→ **SUPPLIED MATERIAL**:
- - - - -
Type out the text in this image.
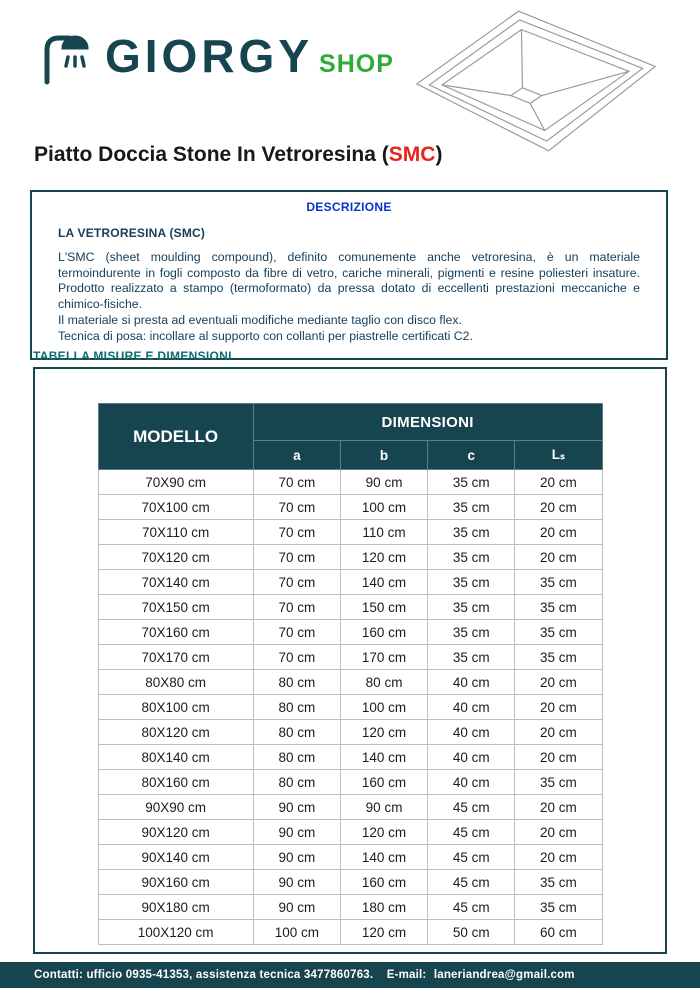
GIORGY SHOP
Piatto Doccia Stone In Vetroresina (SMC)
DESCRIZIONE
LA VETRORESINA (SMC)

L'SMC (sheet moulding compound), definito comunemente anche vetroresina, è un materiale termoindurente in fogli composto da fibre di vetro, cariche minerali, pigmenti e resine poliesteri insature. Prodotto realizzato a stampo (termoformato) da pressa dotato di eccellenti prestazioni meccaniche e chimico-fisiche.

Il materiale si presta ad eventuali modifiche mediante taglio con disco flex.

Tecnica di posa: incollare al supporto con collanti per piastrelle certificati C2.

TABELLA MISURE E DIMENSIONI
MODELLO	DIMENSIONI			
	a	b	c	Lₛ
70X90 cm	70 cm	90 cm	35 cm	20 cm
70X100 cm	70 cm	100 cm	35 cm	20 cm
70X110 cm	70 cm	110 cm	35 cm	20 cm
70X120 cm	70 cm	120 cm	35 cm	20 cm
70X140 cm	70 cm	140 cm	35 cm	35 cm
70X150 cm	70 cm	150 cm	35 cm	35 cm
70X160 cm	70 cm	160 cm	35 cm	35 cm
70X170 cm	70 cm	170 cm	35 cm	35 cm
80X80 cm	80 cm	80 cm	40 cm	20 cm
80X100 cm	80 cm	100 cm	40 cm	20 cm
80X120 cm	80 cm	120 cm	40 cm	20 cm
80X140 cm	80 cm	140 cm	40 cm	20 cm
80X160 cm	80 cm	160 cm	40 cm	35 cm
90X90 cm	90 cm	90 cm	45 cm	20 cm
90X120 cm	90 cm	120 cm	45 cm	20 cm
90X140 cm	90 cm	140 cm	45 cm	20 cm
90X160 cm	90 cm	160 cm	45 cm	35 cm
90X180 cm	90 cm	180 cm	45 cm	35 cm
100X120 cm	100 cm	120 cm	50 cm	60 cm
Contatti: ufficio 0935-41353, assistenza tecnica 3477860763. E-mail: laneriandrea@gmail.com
- - - - -
→ **PROBLEM TO WORK ON**: Find the word "DIMENSIONI" in the data and show each line that holds it.

→ **SOLUTION FOR THIS EXERCISE**:
TABELLA MISURE E DIMENSIONI
MODELLO	DIMENSIONI			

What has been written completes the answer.